(PROBLEM TO WORK ON): Repeat every record exactly, but keep images out of the copy.

[Figure content listings]
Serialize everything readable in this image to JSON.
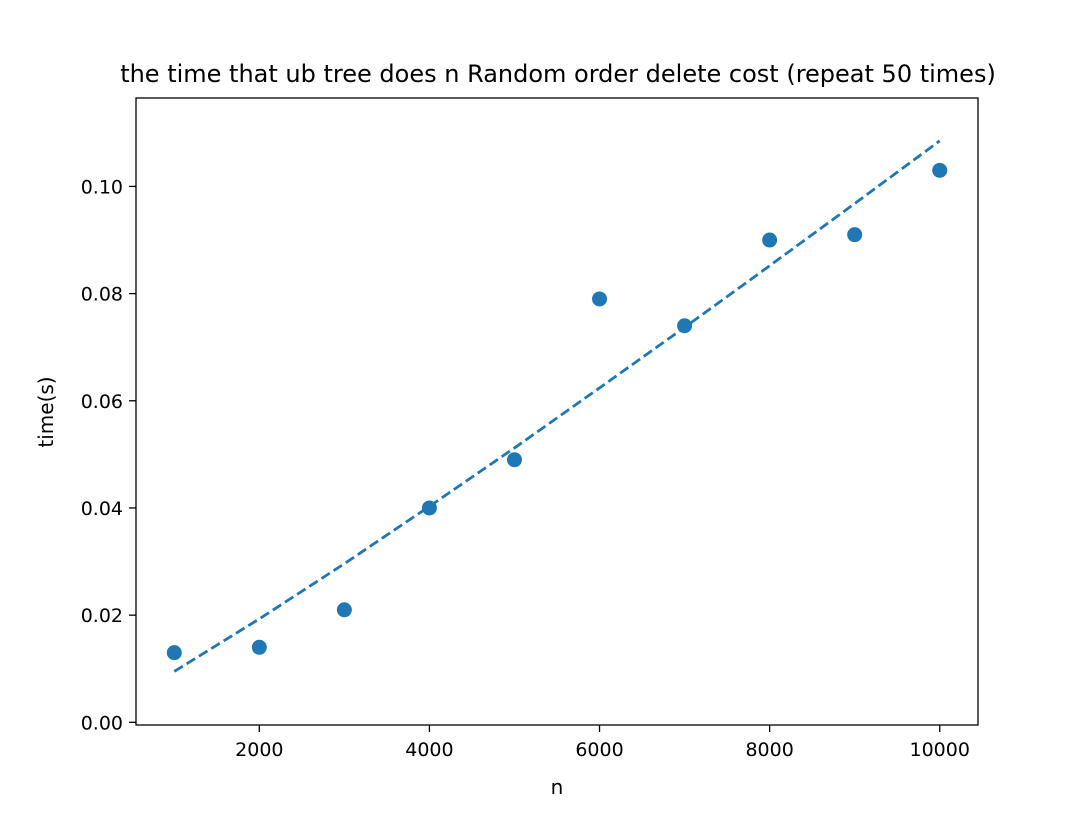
{
  "chart_data": {
    "type": "scatter",
    "title": "the time that ub tree does n Random order delete cost (repeat 50 times)",
    "xlabel": "n",
    "ylabel": "time(s)",
    "xlim": [
      550,
      10450
    ],
    "ylim": [
      -0.0005,
      0.1165
    ],
    "xticks": [
      2000,
      4000,
      6000,
      8000,
      10000
    ],
    "xtick_labels": [
      "2000",
      "4000",
      "6000",
      "8000",
      "10000"
    ],
    "yticks": [
      0.0,
      0.02,
      0.04,
      0.06,
      0.08,
      0.1
    ],
    "ytick_labels": [
      "0.00",
      "0.02",
      "0.04",
      "0.06",
      "0.08",
      "0.10"
    ],
    "grid": false,
    "color": "#1f77b4",
    "series": [
      {
        "type": "scatter",
        "x": [
          1000,
          2000,
          3000,
          4000,
          5000,
          6000,
          7000,
          8000,
          9000,
          10000
        ],
        "y": [
          0.013,
          0.014,
          0.021,
          0.04,
          0.049,
          0.079,
          0.074,
          0.09,
          0.091,
          0.103
        ]
      },
      {
        "type": "line",
        "style": "dashed",
        "x": [
          1000,
          2000,
          3000,
          4000,
          5000,
          6000,
          7000,
          8000,
          9000,
          10000
        ],
        "y": [
          0.0095,
          0.0193,
          0.0296,
          0.0403,
          0.0512,
          0.0624,
          0.0737,
          0.0852,
          0.0968,
          0.1085
        ]
      }
    ]
  }
}
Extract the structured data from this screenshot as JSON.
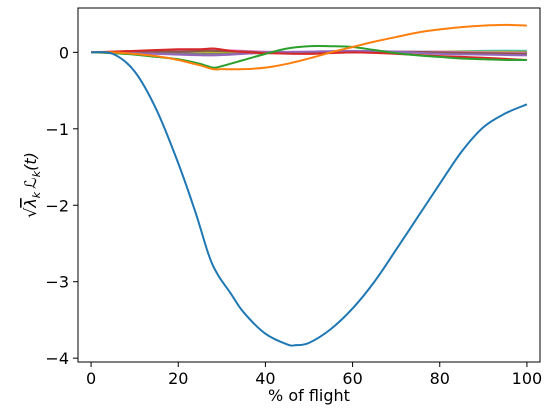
{
  "chart_data": {
    "type": "line",
    "title": "",
    "xlabel": "% of flight",
    "ylabel": "√λₖ ℒₖ(t)",
    "ylabel_parts": {
      "root": "√",
      "lambda": "λ",
      "k1": "k",
      "L": "ℒ",
      "k2": "k",
      "tail": "(t)"
    },
    "xlim": [
      -3,
      103
    ],
    "ylim": [
      -4.05,
      0.58
    ],
    "xticks": [
      0,
      20,
      40,
      60,
      80,
      100
    ],
    "xtick_labels": [
      "0",
      "20",
      "40",
      "60",
      "80",
      "100"
    ],
    "yticks": [
      0,
      -1,
      -2,
      -3,
      -4
    ],
    "ytick_labels": [
      "0",
      "−1",
      "−2",
      "−3",
      "−4"
    ],
    "grid": false,
    "series": [
      {
        "color": "#1f77b4",
        "x": [
          0,
          5,
          10,
          15,
          20,
          24,
          27,
          29,
          32,
          35,
          40,
          45,
          47,
          50,
          55,
          60,
          65,
          70,
          75,
          80,
          85,
          90,
          95,
          100
        ],
        "y": [
          0,
          -0.02,
          -0.25,
          -0.75,
          -1.45,
          -2.1,
          -2.65,
          -2.9,
          -3.15,
          -3.4,
          -3.68,
          -3.82,
          -3.83,
          -3.8,
          -3.62,
          -3.35,
          -3.0,
          -2.58,
          -2.15,
          -1.72,
          -1.3,
          -0.98,
          -0.8,
          -0.68
        ]
      },
      {
        "color": "#ff7f0e",
        "x": [
          0,
          5,
          10,
          15,
          20,
          25,
          28,
          30,
          35,
          40,
          45,
          50,
          55,
          60,
          65,
          70,
          75,
          80,
          85,
          90,
          95,
          100
        ],
        "y": [
          0,
          0.0,
          -0.02,
          -0.05,
          -0.1,
          -0.17,
          -0.22,
          -0.22,
          -0.22,
          -0.2,
          -0.15,
          -0.08,
          0.0,
          0.07,
          0.14,
          0.2,
          0.26,
          0.3,
          0.33,
          0.35,
          0.36,
          0.35
        ]
      },
      {
        "color": "#2ca02c",
        "x": [
          0,
          5,
          10,
          15,
          20,
          25,
          28,
          30,
          35,
          40,
          45,
          50,
          55,
          60,
          65,
          70,
          75,
          80,
          85,
          90,
          95,
          100
        ],
        "y": [
          0,
          -0.01,
          -0.03,
          -0.06,
          -0.09,
          -0.15,
          -0.2,
          -0.18,
          -0.1,
          -0.02,
          0.05,
          0.08,
          0.08,
          0.07,
          0.03,
          -0.01,
          -0.04,
          -0.06,
          -0.08,
          -0.09,
          -0.1,
          -0.1
        ]
      },
      {
        "color": "#d62728",
        "x": [
          0,
          10,
          20,
          25,
          28,
          32,
          36,
          40,
          50,
          60,
          70,
          80,
          90,
          100
        ],
        "y": [
          0,
          0.02,
          0.04,
          0.04,
          0.05,
          0.02,
          0.0,
          -0.01,
          -0.02,
          0.0,
          -0.02,
          -0.05,
          -0.07,
          -0.1
        ]
      },
      {
        "color": "#9467bd",
        "x": [
          0,
          10,
          20,
          28,
          35,
          40,
          50,
          60,
          70,
          80,
          90,
          100
        ],
        "y": [
          0,
          -0.01,
          -0.03,
          -0.04,
          -0.02,
          0.0,
          0.01,
          0.02,
          0.01,
          -0.02,
          -0.03,
          -0.04
        ]
      },
      {
        "color": "#8c564b",
        "x": [
          0,
          10,
          20,
          28,
          40,
          50,
          60,
          70,
          80,
          90,
          100
        ],
        "y": [
          0,
          0.01,
          0.01,
          0.02,
          0.0,
          -0.01,
          0.0,
          0.01,
          0.0,
          -0.01,
          -0.02
        ]
      },
      {
        "color": "#e377c2",
        "x": [
          0,
          10,
          20,
          28,
          40,
          50,
          60,
          70,
          80,
          90,
          100
        ],
        "y": [
          0,
          0.0,
          0.02,
          0.03,
          0.01,
          0.0,
          0.0,
          0.01,
          0.01,
          0.0,
          -0.01
        ]
      },
      {
        "color": "#7f7f7f",
        "x": [
          0,
          10,
          20,
          28,
          40,
          50,
          60,
          70,
          80,
          90,
          100
        ],
        "y": [
          0,
          0.0,
          -0.01,
          -0.02,
          -0.01,
          0.0,
          0.01,
          0.0,
          -0.01,
          -0.01,
          0.0
        ]
      },
      {
        "color": "#bcbd22",
        "x": [
          0,
          10,
          20,
          28,
          40,
          50,
          60,
          70,
          80,
          90,
          100
        ],
        "y": [
          0,
          0.0,
          0.01,
          0.0,
          -0.01,
          0.0,
          0.0,
          0.0,
          0.01,
          0.01,
          0.01
        ]
      },
      {
        "color": "#17becf",
        "x": [
          0,
          10,
          20,
          28,
          40,
          50,
          60,
          70,
          80,
          90,
          100
        ],
        "y": [
          0,
          0.0,
          0.0,
          0.01,
          0.0,
          0.0,
          0.01,
          0.01,
          0.01,
          0.02,
          0.02
        ]
      }
    ]
  }
}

(RESULT FOR THIS TASK):
Serialize everything readable in this image to JSON.
{
  "chart_data": {
    "type": "scatter",
    "title": "the time that ub tree does n Random order delete cost (repeat 50 times)",
    "xlabel": "n",
    "ylabel": "time(s)",
    "xlim": [
      550,
      10450
    ],
    "ylim": [
      -0.0005,
      0.1165
    ],
    "xticks": [
      2000,
      4000,
      6000,
      8000,
      10000
    ],
    "xtick_labels": [
      "2000",
      "4000",
      "6000",
      "8000",
      "10000"
    ],
    "yticks": [
      0.0,
      0.02,
      0.04,
      0.06,
      0.08,
      0.1
    ],
    "ytick_labels": [
      "0.00",
      "0.02",
      "0.04",
      "0.06",
      "0.08",
      "0.10"
    ],
    "grid": false,
    "color": "#1f77b4",
    "series": [
      {
        "type": "scatter",
        "x": [
          1000,
          2000,
          3000,
          4000,
          5000,
          6000,
          7000,
          8000,
          9000,
          10000
        ],
        "y": [
          0.013,
          0.014,
          0.021,
          0.04,
          0.049,
          0.079,
          0.074,
          0.09,
          0.091,
          0.103
        ]
      },
      {
        "type": "line",
        "style": "dashed",
        "x": [
          1000,
          2000,
          3000,
          4000,
          5000,
          6000,
          7000,
          8000,
          9000,
          10000
        ],
        "y": [
          0.0095,
          0.0193,
          0.0296,
          0.0403,
          0.0512,
          0.0624,
          0.0737,
          0.0852,
          0.0968,
          0.1085
        ]
      }
    ]
  }
}
Extract the structured data from this screenshot as JSON.
{
  "chart_data": {
    "type": "line",
    "title": "",
    "xlabel": "% of flight",
    "ylabel": "√λₖ ℒₖ(t)",
    "ylabel_parts": {
      "root": "√",
      "lambda": "λ",
      "k1": "k",
      "L": "ℒ",
      "k2": "k",
      "tail": "(t)"
    },
    "xlim": [
      -3,
      103
    ],
    "ylim": [
      -4.05,
      0.58
    ],
    "xticks": [
      0,
      20,
      40,
      60,
      80,
      100
    ],
    "xtick_labels": [
      "0",
      "20",
      "40",
      "60",
      "80",
      "100"
    ],
    "yticks": [
      0,
      -1,
      -2,
      -3,
      -4
    ],
    "ytick_labels": [
      "0",
      "−1",
      "−2",
      "−3",
      "−4"
    ],
    "grid": false,
    "series": [
      {
        "color": "#1f77b4",
        "x": [
          0,
          5,
          10,
          15,
          20,
          24,
          27,
          29,
          32,
          35,
          40,
          45,
          47,
          50,
          55,
          60,
          65,
          70,
          75,
          80,
          85,
          90,
          95,
          100
        ],
        "y": [
          0,
          -0.02,
          -0.25,
          -0.75,
          -1.45,
          -2.1,
          -2.65,
          -2.9,
          -3.15,
          -3.4,
          -3.68,
          -3.82,
          -3.83,
          -3.8,
          -3.62,
          -3.35,
          -3.0,
          -2.58,
          -2.15,
          -1.72,
          -1.3,
          -0.98,
          -0.8,
          -0.68
        ]
      },
      {
        "color": "#ff7f0e",
        "x": [
          0,
          5,
          10,
          15,
          20,
          25,
          28,
          30,
          35,
          40,
          45,
          50,
          55,
          60,
          65,
          70,
          75,
          80,
          85,
          90,
          95,
          100
        ],
        "y": [
          0,
          0.0,
          -0.02,
          -0.05,
          -0.1,
          -0.17,
          -0.22,
          -0.22,
          -0.22,
          -0.2,
          -0.15,
          -0.08,
          0.0,
          0.07,
          0.14,
          0.2,
          0.26,
          0.3,
          0.33,
          0.35,
          0.36,
          0.35
        ]
      },
      {
        "color": "#2ca02c",
        "x": [
          0,
          5,
          10,
          15,
          20,
          25,
          28,
          30,
          35,
          40,
          45,
          50,
          55,
          60,
          65,
          70,
          75,
          80,
          85,
          90,
          95,
          100
        ],
        "y": [
          0,
          -0.01,
          -0.03,
          -0.06,
          -0.09,
          -0.15,
          -0.2,
          -0.18,
          -0.1,
          -0.02,
          0.05,
          0.08,
          0.08,
          0.07,
          0.03,
          -0.01,
          -0.04,
          -0.06,
          -0.08,
          -0.09,
          -0.1,
          -0.1
        ]
      },
      {
        "color": "#d62728",
        "x": [
          0,
          10,
          20,
          25,
          28,
          32,
          36,
          40,
          50,
          60,
          70,
          80,
          90,
          100
        ],
        "y": [
          0,
          0.02,
          0.04,
          0.04,
          0.05,
          0.02,
          0.0,
          -0.01,
          -0.02,
          0.0,
          -0.02,
          -0.05,
          -0.07,
          -0.1
        ]
      },
      {
        "color": "#9467bd",
        "x": [
          0,
          10,
          20,
          28,
          35,
          40,
          50,
          60,
          70,
          80,
          90,
          100
        ],
        "y": [
          0,
          -0.01,
          -0.03,
          -0.04,
          -0.02,
          0.0,
          0.01,
          0.02,
          0.01,
          -0.02,
          -0.03,
          -0.04
        ]
      },
      {
        "color": "#8c564b",
        "x": [
          0,
          10,
          20,
          28,
          40,
          50,
          60,
          70,
          80,
          90,
          100
        ],
        "y": [
          0,
          0.01,
          0.01,
          0.02,
          0.0,
          -0.01,
          0.0,
          0.01,
          0.0,
          -0.01,
          -0.02
        ]
      },
      {
        "color": "#e377c2",
        "x": [
          0,
          10,
          20,
          28,
          40,
          50,
          60,
          70,
          80,
          90,
          100
        ],
        "y": [
          0,
          0.0,
          0.02,
          0.03,
          0.01,
          0.0,
          0.0,
          0.01,
          0.01,
          0.0,
          -0.01
        ]
      },
      {
        "color": "#7f7f7f",
        "x": [
          0,
          10,
          20,
          28,
          40,
          50,
          60,
          70,
          80,
          90,
          100
        ],
        "y": [
          0,
          0.0,
          -0.01,
          -0.02,
          -0.01,
          0.0,
          0.01,
          0.0,
          -0.01,
          -0.01,
          0.0
        ]
      },
      {
        "color": "#bcbd22",
        "x": [
          0,
          10,
          20,
          28,
          40,
          50,
          60,
          70,
          80,
          90,
          100
        ],
        "y": [
          0,
          0.0,
          0.01,
          0.0,
          -0.01,
          0.0,
          0.0,
          0.0,
          0.01,
          0.01,
          0.01
        ]
      },
      {
        "color": "#17becf",
        "x": [
          0,
          10,
          20,
          28,
          40,
          50,
          60,
          70,
          80,
          90,
          100
        ],
        "y": [
          0,
          0.0,
          0.0,
          0.01,
          0.0,
          0.0,
          0.01,
          0.01,
          0.01,
          0.02,
          0.02
        ]
      }
    ]
  }
}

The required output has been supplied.